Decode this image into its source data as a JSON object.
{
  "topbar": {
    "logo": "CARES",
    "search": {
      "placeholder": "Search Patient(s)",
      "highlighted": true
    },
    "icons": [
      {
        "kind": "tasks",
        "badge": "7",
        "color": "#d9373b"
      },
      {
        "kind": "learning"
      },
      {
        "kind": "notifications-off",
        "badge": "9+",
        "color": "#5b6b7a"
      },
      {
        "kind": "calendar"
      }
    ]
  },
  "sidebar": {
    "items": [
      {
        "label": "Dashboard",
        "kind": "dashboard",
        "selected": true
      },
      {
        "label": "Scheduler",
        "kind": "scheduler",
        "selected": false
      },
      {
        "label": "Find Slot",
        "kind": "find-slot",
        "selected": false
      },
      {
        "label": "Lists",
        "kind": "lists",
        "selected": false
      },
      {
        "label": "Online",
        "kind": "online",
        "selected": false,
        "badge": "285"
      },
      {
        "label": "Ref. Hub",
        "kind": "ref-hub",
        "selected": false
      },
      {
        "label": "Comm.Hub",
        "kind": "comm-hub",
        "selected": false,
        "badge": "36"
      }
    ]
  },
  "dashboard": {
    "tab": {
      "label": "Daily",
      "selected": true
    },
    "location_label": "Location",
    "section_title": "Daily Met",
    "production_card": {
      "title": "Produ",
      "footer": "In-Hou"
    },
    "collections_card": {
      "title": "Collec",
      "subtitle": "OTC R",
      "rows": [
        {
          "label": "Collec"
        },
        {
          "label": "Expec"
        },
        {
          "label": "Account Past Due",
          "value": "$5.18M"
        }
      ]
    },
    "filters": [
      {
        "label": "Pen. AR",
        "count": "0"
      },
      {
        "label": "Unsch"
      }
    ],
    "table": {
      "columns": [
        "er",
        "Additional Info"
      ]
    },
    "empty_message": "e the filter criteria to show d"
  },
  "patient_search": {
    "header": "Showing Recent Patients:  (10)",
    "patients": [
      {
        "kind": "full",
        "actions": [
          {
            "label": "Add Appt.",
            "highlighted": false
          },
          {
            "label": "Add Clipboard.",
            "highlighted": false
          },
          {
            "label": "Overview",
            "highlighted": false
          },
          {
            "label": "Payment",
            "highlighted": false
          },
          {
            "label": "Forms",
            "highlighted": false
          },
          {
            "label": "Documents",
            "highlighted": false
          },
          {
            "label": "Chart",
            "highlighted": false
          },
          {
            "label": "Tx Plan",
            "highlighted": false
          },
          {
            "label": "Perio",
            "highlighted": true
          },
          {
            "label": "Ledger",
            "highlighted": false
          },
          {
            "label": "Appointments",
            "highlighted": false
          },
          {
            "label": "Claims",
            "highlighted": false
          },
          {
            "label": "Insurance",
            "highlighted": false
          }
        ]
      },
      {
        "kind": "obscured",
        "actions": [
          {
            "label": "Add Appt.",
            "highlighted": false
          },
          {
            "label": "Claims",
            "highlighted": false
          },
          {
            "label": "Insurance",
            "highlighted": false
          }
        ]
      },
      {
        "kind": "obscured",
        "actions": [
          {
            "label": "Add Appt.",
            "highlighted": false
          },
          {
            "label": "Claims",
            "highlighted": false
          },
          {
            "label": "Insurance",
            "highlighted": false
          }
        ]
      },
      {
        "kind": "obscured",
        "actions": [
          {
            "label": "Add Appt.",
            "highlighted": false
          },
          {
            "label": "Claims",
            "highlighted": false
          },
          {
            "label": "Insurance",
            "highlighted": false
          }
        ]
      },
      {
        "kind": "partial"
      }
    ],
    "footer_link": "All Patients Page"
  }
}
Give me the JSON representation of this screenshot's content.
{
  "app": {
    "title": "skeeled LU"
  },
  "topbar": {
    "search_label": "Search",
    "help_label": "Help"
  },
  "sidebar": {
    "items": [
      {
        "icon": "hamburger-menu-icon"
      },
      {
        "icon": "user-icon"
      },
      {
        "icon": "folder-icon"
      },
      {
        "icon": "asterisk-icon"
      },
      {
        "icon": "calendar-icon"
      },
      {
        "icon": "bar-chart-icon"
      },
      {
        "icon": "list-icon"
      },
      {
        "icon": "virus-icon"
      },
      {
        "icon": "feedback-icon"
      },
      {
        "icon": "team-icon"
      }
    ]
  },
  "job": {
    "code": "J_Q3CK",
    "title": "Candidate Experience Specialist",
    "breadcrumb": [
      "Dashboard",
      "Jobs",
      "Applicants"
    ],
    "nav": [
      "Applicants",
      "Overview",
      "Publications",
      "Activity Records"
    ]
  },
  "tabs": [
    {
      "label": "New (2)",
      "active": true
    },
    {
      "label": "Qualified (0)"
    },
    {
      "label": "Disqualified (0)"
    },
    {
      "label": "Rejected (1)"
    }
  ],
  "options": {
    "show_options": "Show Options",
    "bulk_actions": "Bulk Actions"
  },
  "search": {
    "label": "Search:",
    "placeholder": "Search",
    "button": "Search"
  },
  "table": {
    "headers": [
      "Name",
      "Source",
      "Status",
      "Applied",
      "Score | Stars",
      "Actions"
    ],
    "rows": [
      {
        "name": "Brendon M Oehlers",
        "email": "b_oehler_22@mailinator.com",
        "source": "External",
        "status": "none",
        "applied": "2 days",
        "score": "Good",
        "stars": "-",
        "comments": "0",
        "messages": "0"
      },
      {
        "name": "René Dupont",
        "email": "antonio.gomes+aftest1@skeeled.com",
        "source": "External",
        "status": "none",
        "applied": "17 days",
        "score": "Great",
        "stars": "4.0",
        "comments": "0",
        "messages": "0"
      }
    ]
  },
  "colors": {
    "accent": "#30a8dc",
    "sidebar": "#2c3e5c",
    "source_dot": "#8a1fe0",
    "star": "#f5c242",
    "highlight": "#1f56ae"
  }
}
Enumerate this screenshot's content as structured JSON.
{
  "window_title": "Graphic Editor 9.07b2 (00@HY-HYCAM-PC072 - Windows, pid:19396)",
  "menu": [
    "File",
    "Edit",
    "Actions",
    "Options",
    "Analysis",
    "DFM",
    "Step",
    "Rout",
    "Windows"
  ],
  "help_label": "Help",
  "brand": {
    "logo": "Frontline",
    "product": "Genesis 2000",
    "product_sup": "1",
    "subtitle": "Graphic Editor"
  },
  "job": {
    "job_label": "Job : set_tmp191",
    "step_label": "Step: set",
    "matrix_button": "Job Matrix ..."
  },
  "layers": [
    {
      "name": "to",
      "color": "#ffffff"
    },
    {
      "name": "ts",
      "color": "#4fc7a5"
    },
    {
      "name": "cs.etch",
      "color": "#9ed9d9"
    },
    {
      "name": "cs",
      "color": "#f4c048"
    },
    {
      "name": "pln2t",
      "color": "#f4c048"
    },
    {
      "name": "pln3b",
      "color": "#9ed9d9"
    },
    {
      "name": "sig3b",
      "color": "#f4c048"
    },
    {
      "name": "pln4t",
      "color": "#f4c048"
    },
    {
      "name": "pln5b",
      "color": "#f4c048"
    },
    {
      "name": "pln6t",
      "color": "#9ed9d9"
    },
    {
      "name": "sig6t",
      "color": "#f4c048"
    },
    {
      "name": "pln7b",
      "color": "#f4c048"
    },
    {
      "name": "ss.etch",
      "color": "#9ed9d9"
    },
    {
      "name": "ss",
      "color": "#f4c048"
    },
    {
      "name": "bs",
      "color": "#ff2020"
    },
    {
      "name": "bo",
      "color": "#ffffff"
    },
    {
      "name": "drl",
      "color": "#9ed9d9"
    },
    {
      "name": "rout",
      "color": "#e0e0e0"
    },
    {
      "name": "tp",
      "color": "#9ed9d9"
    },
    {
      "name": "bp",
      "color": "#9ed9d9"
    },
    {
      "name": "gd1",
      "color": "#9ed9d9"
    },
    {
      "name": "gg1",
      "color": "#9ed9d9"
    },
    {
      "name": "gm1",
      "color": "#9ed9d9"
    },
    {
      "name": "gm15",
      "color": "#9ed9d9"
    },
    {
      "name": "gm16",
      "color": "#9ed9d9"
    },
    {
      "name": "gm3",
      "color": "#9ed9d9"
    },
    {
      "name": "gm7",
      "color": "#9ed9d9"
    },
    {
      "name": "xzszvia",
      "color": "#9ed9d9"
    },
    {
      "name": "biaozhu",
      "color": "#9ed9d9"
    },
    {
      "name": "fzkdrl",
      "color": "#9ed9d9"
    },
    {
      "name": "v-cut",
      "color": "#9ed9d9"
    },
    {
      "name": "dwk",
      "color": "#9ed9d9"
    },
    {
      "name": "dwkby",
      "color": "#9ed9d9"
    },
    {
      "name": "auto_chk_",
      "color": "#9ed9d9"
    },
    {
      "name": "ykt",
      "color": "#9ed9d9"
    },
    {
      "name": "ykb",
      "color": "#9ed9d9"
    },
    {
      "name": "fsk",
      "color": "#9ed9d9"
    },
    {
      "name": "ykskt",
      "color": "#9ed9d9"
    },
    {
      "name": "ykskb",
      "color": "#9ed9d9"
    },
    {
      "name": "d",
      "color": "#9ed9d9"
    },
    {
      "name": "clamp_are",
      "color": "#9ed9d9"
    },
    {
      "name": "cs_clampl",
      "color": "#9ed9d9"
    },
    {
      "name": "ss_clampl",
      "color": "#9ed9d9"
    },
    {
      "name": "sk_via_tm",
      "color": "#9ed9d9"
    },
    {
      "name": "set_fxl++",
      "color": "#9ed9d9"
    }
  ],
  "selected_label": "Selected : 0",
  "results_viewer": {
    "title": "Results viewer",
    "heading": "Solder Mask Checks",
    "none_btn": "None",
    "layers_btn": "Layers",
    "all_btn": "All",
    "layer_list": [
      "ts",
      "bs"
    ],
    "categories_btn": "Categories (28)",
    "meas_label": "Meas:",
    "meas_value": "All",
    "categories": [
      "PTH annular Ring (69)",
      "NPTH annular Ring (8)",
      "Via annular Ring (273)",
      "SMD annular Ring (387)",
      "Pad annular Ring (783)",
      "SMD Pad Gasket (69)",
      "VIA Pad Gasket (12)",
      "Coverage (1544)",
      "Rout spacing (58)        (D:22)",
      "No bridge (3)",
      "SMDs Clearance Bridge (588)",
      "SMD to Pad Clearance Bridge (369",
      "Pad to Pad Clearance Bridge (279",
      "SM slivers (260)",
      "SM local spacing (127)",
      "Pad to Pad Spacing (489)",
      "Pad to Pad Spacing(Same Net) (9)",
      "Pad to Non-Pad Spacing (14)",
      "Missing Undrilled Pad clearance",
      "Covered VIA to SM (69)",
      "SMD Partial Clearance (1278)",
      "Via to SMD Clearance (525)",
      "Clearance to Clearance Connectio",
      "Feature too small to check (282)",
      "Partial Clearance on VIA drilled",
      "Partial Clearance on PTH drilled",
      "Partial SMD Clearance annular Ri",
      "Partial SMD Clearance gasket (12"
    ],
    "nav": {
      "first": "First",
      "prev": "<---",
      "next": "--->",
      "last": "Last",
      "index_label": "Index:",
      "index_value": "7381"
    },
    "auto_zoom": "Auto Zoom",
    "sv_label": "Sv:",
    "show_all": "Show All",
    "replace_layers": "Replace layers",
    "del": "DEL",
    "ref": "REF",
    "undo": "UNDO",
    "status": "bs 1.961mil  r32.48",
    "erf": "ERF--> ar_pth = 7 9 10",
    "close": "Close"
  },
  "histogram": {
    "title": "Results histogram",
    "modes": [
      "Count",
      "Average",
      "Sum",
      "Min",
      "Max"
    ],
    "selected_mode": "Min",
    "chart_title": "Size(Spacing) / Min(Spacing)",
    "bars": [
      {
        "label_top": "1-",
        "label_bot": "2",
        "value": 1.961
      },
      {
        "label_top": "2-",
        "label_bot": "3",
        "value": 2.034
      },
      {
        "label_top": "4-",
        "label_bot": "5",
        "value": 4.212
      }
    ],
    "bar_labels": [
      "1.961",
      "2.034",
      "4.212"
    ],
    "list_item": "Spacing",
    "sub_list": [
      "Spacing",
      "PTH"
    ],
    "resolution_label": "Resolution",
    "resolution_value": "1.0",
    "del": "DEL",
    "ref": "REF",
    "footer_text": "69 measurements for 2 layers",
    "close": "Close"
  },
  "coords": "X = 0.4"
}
_ _ _ _
Your answer should be the lines above that contain the word "screenshot", copied out.

## Solution
Give me the JSON representation of this screenshot's content.
Enumerate this screenshot's content as structured JSON.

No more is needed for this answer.